Netflix Censors Series in Philippines over Chinese Propaganda Map

In this July 13, 2018, photo, a globe shows the islands on the South China Sea with nine-d
AP Photo/Andy Wong

Viewers in the Philippines reported on Monday that they could no longer access at least two episodes of the Australian TV series Pine Gap after Manila demanded Netflix remove them over the depiction of false Chinese territorial claims.

The episodes in question reportedly featured a map of the South China Sea displaying the “nine-dash line,” a non-existent maritime border showing Beijing’s claims in the region. The Chinese Communist Party claims nearly the entire South China Sea, including within its nine-dash border territory belonging to the Philippines. The Chinese have also illegally asserted ownership over territory belonging to Vietnam, Brunei, Malaysia, and Taiwan, and have threatened to possess waters off the coast of Indonesia’s Natuna Islands.

The government of the Philippines sued China at the Permanent Court of Arbitration at the Hague. The court ruled in 2016 that China’s claims were entirely illegal and Beijing had no right to maintain what has become a growing military presence in the South China Sea. Beijing has largely ignored the ruling and, aside from its complaints to Netflix, the government of Filipino President Rodrigo Duterte has done little to stop the Communist Party from expanding in its territory.

Netflix similarly removed the Pine Gap episodes from its rotation in Vietnam after a government complaint in July.

Pine Gap is an Australian spy thriller. The Philippine newspaper SunStar published images of the show’s episode listings on Netflix from within the country this week. Episodes 2 and 3 appear as unavailable with a sign reading, “Episode Removed by Government Demand.”

The Philippines Department of Foreign Affairs (DFA) confirmed publicly it had lodged a complaint with Netflix, referring to the offending program episodes as “unfit for public exhibition,” citing Manila’s Movie and Television Review and Classification Board (MTRCB).

“Under a whole-of-nation approach, every instrumentality of the government, whenever presented with the opportunity, has the responsibility to counter China’s aggressive actions in the West Philippine Sea to assert the Philippines’ territorial integrity,” the censorship agency asserted. The MTRCB reportedly accused Pine Gap‘s producers of engaging in “a crafty attempt to perpetuate and memorialize in the conscious of the present generation of viewers and the generations to come the illegal nine-dash line.”
= = = = =
* [Request]: According to the article on Netflix and the Pine Gap episodes, what sign appears on the unavailable episodes in the Philippine listings?
= = = = =
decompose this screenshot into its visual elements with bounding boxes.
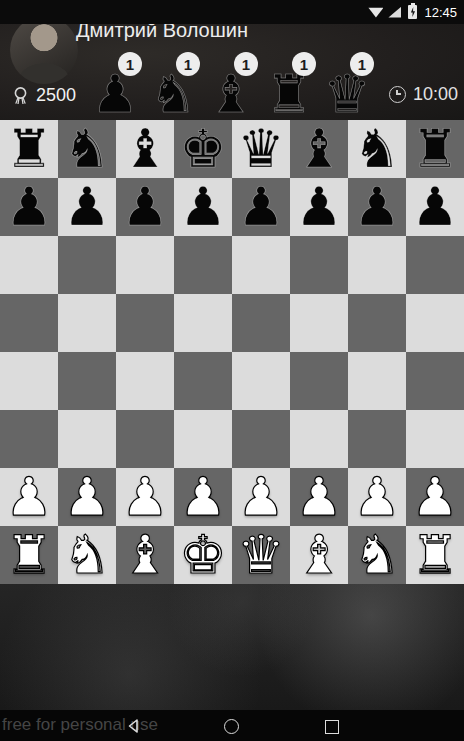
- white-rook-piece[interactable]: ♜: [5, 526, 53, 584]
- square-c2[interactable]: ♟: [116, 468, 174, 526]
- square-b3[interactable]: [58, 410, 116, 468]
- square-e5[interactable]: [232, 294, 290, 352]
- piece-count-badge: 1: [234, 52, 258, 76]
- white-pawn-piece[interactable]: ♟: [353, 468, 401, 526]
- black-rook-piece[interactable]: ♜: [411, 120, 459, 178]
- square-b4[interactable]: [58, 352, 116, 410]
- top-player-clock: 10:00: [413, 84, 458, 105]
- chess-board[interactable]: ♜♞♝♚♛♝♞♜♟♟♟♟♟♟♟♟♟♟♟♟♟♟♟♟♜♞♝♚♛♝♞♜: [0, 120, 464, 584]
- black-pawn-piece[interactable]: ♟: [411, 178, 459, 236]
- square-g2[interactable]: ♟: [348, 468, 406, 526]
- square-a7[interactable]: ♟: [0, 178, 58, 236]
- square-f7[interactable]: ♟: [290, 178, 348, 236]
- chess-app-screen: 12:45 Дмитрий Волошин 2500 10:00 ♟1♞1♝1♜…: [0, 0, 464, 741]
- black-pawn-piece[interactable]: ♟: [63, 178, 111, 236]
- white-pawn-piece[interactable]: ♟: [63, 468, 111, 526]
- rating-medal-icon: [12, 86, 29, 106]
- status-bar: 12:45: [0, 0, 464, 24]
- square-g3[interactable]: [348, 410, 406, 468]
- square-c8[interactable]: ♝: [116, 120, 174, 178]
- square-d7[interactable]: ♟: [174, 178, 232, 236]
- black-knight-piece[interactable]: ♞: [63, 120, 111, 178]
- piece-count-badge: 1: [350, 52, 374, 76]
- piece-count-badge: 1: [292, 52, 316, 76]
- black-rook-piece[interactable]: ♜: [5, 120, 53, 178]
- square-a4[interactable]: [0, 352, 58, 410]
- square-b8[interactable]: ♞: [58, 120, 116, 178]
- black-bishop-piece[interactable]: ♝: [295, 120, 343, 178]
- square-h3[interactable]: [406, 410, 464, 468]
- square-c3[interactable]: [116, 410, 174, 468]
- black-king-piece[interactable]: ♚: [179, 120, 227, 178]
- white-king-piece[interactable]: ♚: [179, 526, 227, 584]
- square-f3[interactable]: [290, 410, 348, 468]
- square-e3[interactable]: [232, 410, 290, 468]
- black-pawn-piece[interactable]: ♟: [353, 178, 401, 236]
- square-d5[interactable]: [174, 294, 232, 352]
- square-g7[interactable]: ♟: [348, 178, 406, 236]
- square-e7[interactable]: ♟: [232, 178, 290, 236]
- square-e1[interactable]: ♛: [232, 526, 290, 584]
- pocket-black-queen[interactable]: ♛1: [318, 52, 376, 116]
- square-d3[interactable]: [174, 410, 232, 468]
- home-button[interactable]: [224, 719, 239, 734]
- status-time: 12:45: [424, 5, 457, 20]
- square-a2[interactable]: ♟: [0, 468, 58, 526]
- square-h7[interactable]: ♟: [406, 178, 464, 236]
- square-f1[interactable]: ♝: [290, 526, 348, 584]
- white-pawn-piece[interactable]: ♟: [121, 468, 169, 526]
- back-triangle-icon: [126, 718, 141, 734]
- white-queen-piece[interactable]: ♛: [237, 526, 285, 584]
- top-player-clock-row: 10:00: [389, 84, 458, 105]
- white-pawn-piece[interactable]: ♟: [179, 468, 227, 526]
- square-h8[interactable]: ♜: [406, 120, 464, 178]
- cell-signal-icon: [388, 7, 401, 18]
- black-pawn-piece[interactable]: ♟: [295, 178, 343, 236]
- square-g8[interactable]: ♞: [348, 120, 406, 178]
- pocket-black-knight[interactable]: ♞1: [144, 52, 202, 116]
- square-a6[interactable]: [0, 236, 58, 294]
- square-f6[interactable]: [290, 236, 348, 294]
- pocket-black-bishop[interactable]: ♝1: [202, 52, 260, 116]
- square-f8[interactable]: ♝: [290, 120, 348, 178]
- white-knight-piece[interactable]: ♞: [63, 526, 111, 584]
- white-pawn-piece[interactable]: ♟: [5, 468, 53, 526]
- square-e8[interactable]: ♛: [232, 120, 290, 178]
- black-bishop-piece[interactable]: ♝: [121, 120, 169, 178]
- square-e2[interactable]: ♟: [232, 468, 290, 526]
- square-d6[interactable]: [174, 236, 232, 294]
- square-h6[interactable]: [406, 236, 464, 294]
- back-button[interactable]: [126, 718, 141, 738]
- pocket-black-pawn[interactable]: ♟1: [86, 52, 144, 116]
- square-b7[interactable]: ♟: [58, 178, 116, 236]
- square-g1[interactable]: ♞: [348, 526, 406, 584]
- square-d2[interactable]: ♟: [174, 468, 232, 526]
- square-b6[interactable]: [58, 236, 116, 294]
- recents-button[interactable]: [325, 720, 339, 734]
- top-player-rating-row: 2500: [12, 85, 76, 106]
- lightning-bolt-icon: [410, 7, 416, 17]
- black-queen-piece[interactable]: ♛: [237, 120, 285, 178]
- square-a3[interactable]: [0, 410, 58, 468]
- square-h1[interactable]: ♜: [406, 526, 464, 584]
- white-rook-piece[interactable]: ♜: [411, 526, 459, 584]
- bottom-player-panel: 9:45 ♟1♞1♝1♜1♛1 Павел Щербинин 1200: [0, 584, 464, 710]
- square-b2[interactable]: ♟: [58, 468, 116, 526]
- square-h4[interactable]: [406, 352, 464, 410]
- white-bishop-piece[interactable]: ♝: [295, 526, 343, 584]
- square-e4[interactable]: [232, 352, 290, 410]
- black-pawn-piece[interactable]: ♟: [121, 178, 169, 236]
- square-g6[interactable]: [348, 236, 406, 294]
- square-e6[interactable]: [232, 236, 290, 294]
- square-h5[interactable]: [406, 294, 464, 352]
- black-pawn-piece[interactable]: ♟: [5, 178, 53, 236]
- square-c7[interactable]: ♟: [116, 178, 174, 236]
- square-c5[interactable]: [116, 294, 174, 352]
- square-a1[interactable]: ♜: [0, 526, 58, 584]
- wifi-icon: [368, 7, 383, 18]
- square-c1[interactable]: ♝: [116, 526, 174, 584]
- black-pawn-piece[interactable]: ♟: [237, 178, 285, 236]
- white-pawn-piece[interactable]: ♟: [411, 468, 459, 526]
- battery-charging-icon: [408, 5, 417, 19]
- white-bishop-piece[interactable]: ♝: [121, 526, 169, 584]
- square-g5[interactable]: [348, 294, 406, 352]
- square-a8[interactable]: ♜: [0, 120, 58, 178]
- clock-icon: [389, 86, 406, 103]
- square-b5[interactable]: [58, 294, 116, 352]
- top-player-pocket: ♟1♞1♝1♜1♛1: [86, 52, 376, 116]
- android-nav-bar: free for personal use: [0, 710, 464, 741]
- square-f4[interactable]: [290, 352, 348, 410]
- black-knight-piece[interactable]: ♞: [353, 120, 401, 178]
- square-g4[interactable]: [348, 352, 406, 410]
- black-pawn-piece[interactable]: ♟: [179, 178, 227, 236]
- square-d8[interactable]: ♚: [174, 120, 232, 178]
- square-c4[interactable]: [116, 352, 174, 410]
- top-player-rating: 2500: [36, 85, 76, 106]
- square-d1[interactable]: ♚: [174, 526, 232, 584]
- piece-count-badge: 1: [118, 52, 142, 76]
- white-pawn-piece[interactable]: ♟: [237, 468, 285, 526]
- piece-count-badge: 1: [176, 52, 200, 76]
- square-b1[interactable]: ♞: [58, 526, 116, 584]
- square-d4[interactable]: [174, 352, 232, 410]
- square-f5[interactable]: [290, 294, 348, 352]
- white-pawn-piece[interactable]: ♟: [295, 468, 343, 526]
- square-h2[interactable]: ♟: [406, 468, 464, 526]
- square-a5[interactable]: [0, 294, 58, 352]
- top-player-avatar[interactable]: [10, 16, 78, 84]
- white-knight-piece[interactable]: ♞: [353, 526, 401, 584]
- square-f2[interactable]: ♟: [290, 468, 348, 526]
- pocket-black-rook[interactable]: ♜1: [260, 52, 318, 116]
- square-c6[interactable]: [116, 236, 174, 294]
= = = = =
* [Written solution]: “Episode Removed by Government Demand.”